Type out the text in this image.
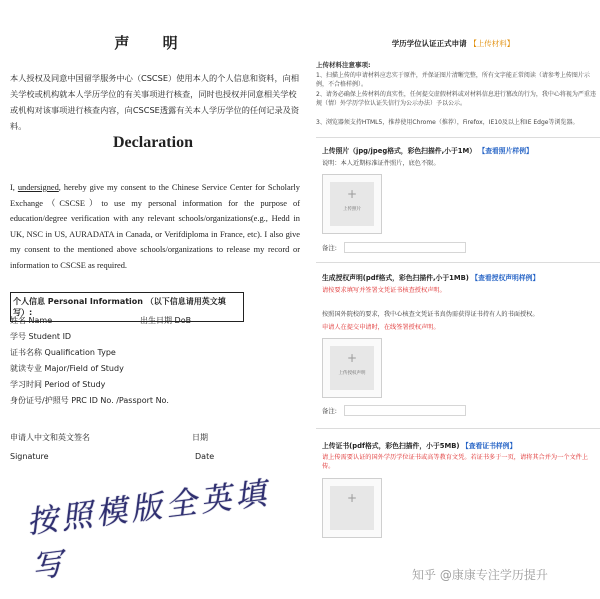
声 明

本人授权及同意中国留学服务中心（CSCSE）使用本人的个人信息和资料，向相关学校或机构就本人学历学位的有关事项进行核查，同时也授权并同意相关学校或机构对该事项进行核查内容，向CSCSE透露有关本人学历学位的任何记录及资料。

Declaration

I, undersigned, hereby give my consent to the Chinese Service Center for Scholarly Exchange（CSCSE）to use my personal information for the purpose of education/degree verification with any relevant schools/organizations(e.g., Hedd in UK, NSC in US, AURADATA in Canada, or Verifdiploma in France, etc). I also give my consent to the mentioned above schools/organizations to release my record or information to CSCSE as required.

个人信息 Personal Information （以下信息请用英文填写）:
姓名 Name	出生日期 DoB
学号 Student ID
证书名称 Qualification Type
就读专业 Major/Field of Study
学习时间 Period of Study
身份证号/护照号 PRC ID No. /Passport No.
申请人中文和英文签名	日期
Signature	Date
按照模版全英填写
学历学位认证正式申请 【上传材料】
上传材料注意事项:
1、扫描上传的申请材料应忠实于原件，并保证图片清晰完整，所有文字能正常阅读（请参考上传图片示例，不合格样例）。
2、请务必确保上传材料的真实性，任何提交虚假材料或对材料信息进行篡改的行为，我中心将视为严重违规（情）外学历学位认证失信行为公示办法）予以公示。
3、浏览器须支持HTML5，推荐使用Chrome（推荐），Firefox，IE10及以上和IE Edge等浏览器。
上传照片（jpg/jpeg格式，彩色扫描件,小于1M） 【查看照片样例】
说明：本人近期标准证件照片，底色不限。
+
上传照片
备注:
生成授权声明(pdf格式，彩色扫描件,小于1MB) 【查看授权声明样例】
请按要求填写并签署文凭证书核查授权声明。
按照国外院校的要求，我中心核查文凭证书真伪需获得证书持有人的书面授权。
申请人在提交申请时，在线签署授权声明。
+
上传授权声明
备注:
上传证书(pdf格式，彩色扫描件，小于5MB) 【查看证书样例】
请上传需要认证的国外学历学位证书或高等教育文凭。若证书多于一页，请将其合并为一个文件上传。
+
知乎 @康康专注学历提升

◆ ◆ ◆

## What this task involves
Reproduce the records, all of them, word for word; omit the pictures.

## Answer to this exercise
Type out the text in this image.
声 明

本人授权及同意中国留学服务中心（CSCSE）使用本人的个人信息和资料，向相关学校或机构就本人学历学位的有关事项进行核查，同时也授权并同意相关学校或机构对该事项进行核查内容，向CSCSE透露有关本人学历学位的任何记录及资料。

Declaration

I, undersigned, hereby give my consent to the Chinese Service Center for Scholarly Exchange（CSCSE）to use my personal information for the purpose of education/degree verification with any relevant schools/organizations(e.g., Hedd in UK, NSC in US, AURADATA in Canada, or Verifdiploma in France, etc). I also give my consent to the mentioned above schools/organizations to release my record or information to CSCSE as required.

个人信息 Personal Information （以下信息请用英文填写）:
姓名 Name	出生日期 DoB
学号 Student ID
证书名称 Qualification Type
就读专业 Major/Field of Study
学习时间 Period of Study
身份证号/护照号 PRC ID No. /Passport No.
申请人中文和英文签名	日期
Signature	Date
按照模版全英填写
学历学位认证正式申请 【上传材料】
上传材料注意事项:
1、扫描上传的申请材料应忠实于原件，并保证图片清晰完整，所有文字能正常阅读（请参考上传图片示例，不合格样例）。
2、请务必确保上传材料的真实性，任何提交虚假材料或对材料信息进行篡改的行为，我中心将视为严重违规（情）外学历学位认证失信行为公示办法）予以公示。
3、浏览器须支持HTML5，推荐使用Chrome（推荐），Firefox，IE10及以上和IE Edge等浏览器。
上传照片（jpg/jpeg格式，彩色扫描件,小于1M） 【查看照片样例】
说明：本人近期标准证件照片，底色不限。
+
上传照片
备注:
生成授权声明(pdf格式，彩色扫描件,小于1MB) 【查看授权声明样例】
请按要求填写并签署文凭证书核查授权声明。
按照国外院校的要求，我中心核查文凭证书真伪需获得证书持有人的书面授权。
申请人在提交申请时，在线签署授权声明。
+
上传授权声明
备注:
上传证书(pdf格式，彩色扫描件，小于5MB) 【查看证书样例】
请上传需要认证的国外学历学位证书或高等教育文凭。若证书多于一页，请将其合并为一个文件上传。
+
知乎 @康康专注学历提升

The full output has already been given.